-- Start --

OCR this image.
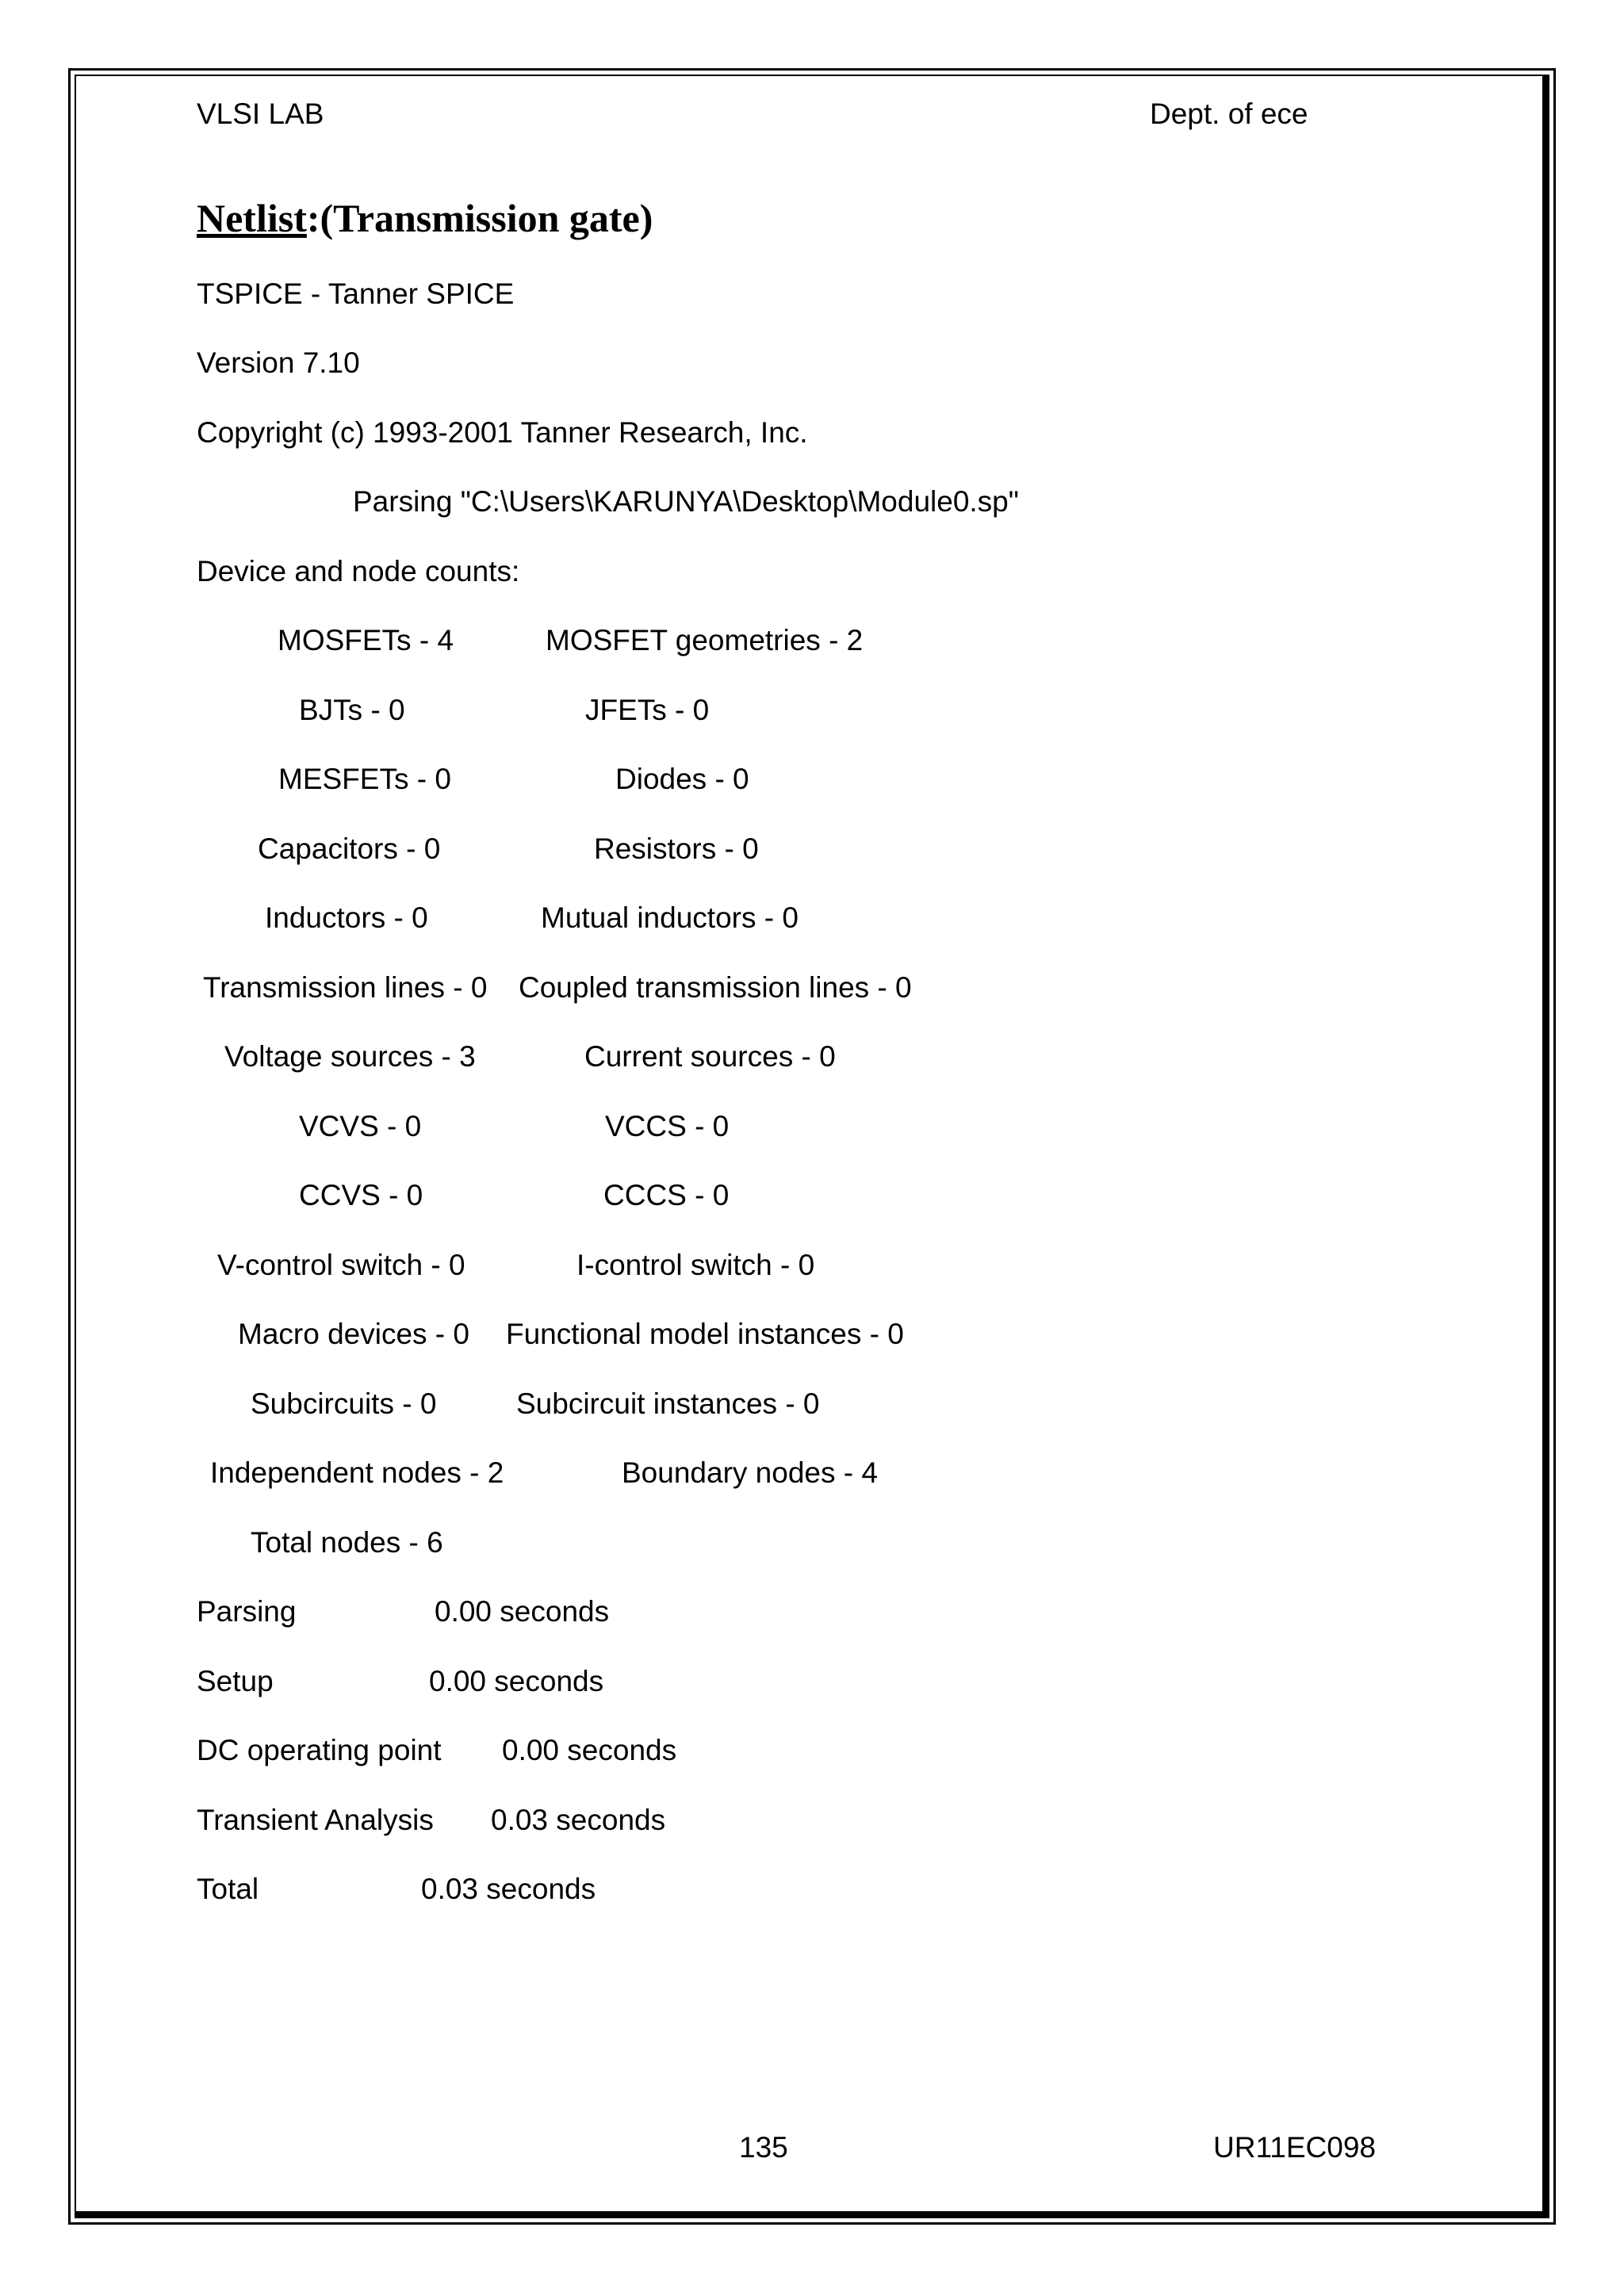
VLSI LAB	Dept. of ece
Netlist:(Transmission gate)
TSPICE - Tanner SPICE
Version 7.10
Copyright (c) 1993-2001 Tanner Research, Inc.
Parsing "C:\Users\KARUNYA\Desktop\Module0.sp"
Device and node counts:
MOSFETs - 4	MOSFET geometries - 2
BJTs - 0	JFETs - 0
MESFETs - 0	Diodes - 0
Capacitors - 0	Resistors - 0
Inductors - 0	Mutual inductors - 0
Transmission lines - 0 Coupled transmission lines - 0
Voltage sources - 3	Current sources - 0
VCVS - 0	VCCS - 0
CCVS - 0	CCCS - 0
V-control switch - 0	I-control switch - 0
Macro devices - 0 Functional model instances - 0
Subcircuits - 0	Subcircuit instances - 0
Independent nodes - 2	Boundary nodes - 4
Total nodes - 6
Parsing	0.00 seconds
Setup	0.00 seconds
DC operating point 0.00 seconds
Transient Analysis 0.03 seconds
Total	0.03 seconds
135	UR11EC098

-- End --

Go through the records. Copy each line where "instances" appears.

• [Solution to the problem]:
Macro devices - 0 Functional model instances - 0
Subcircuits - 0	Subcircuit instances - 0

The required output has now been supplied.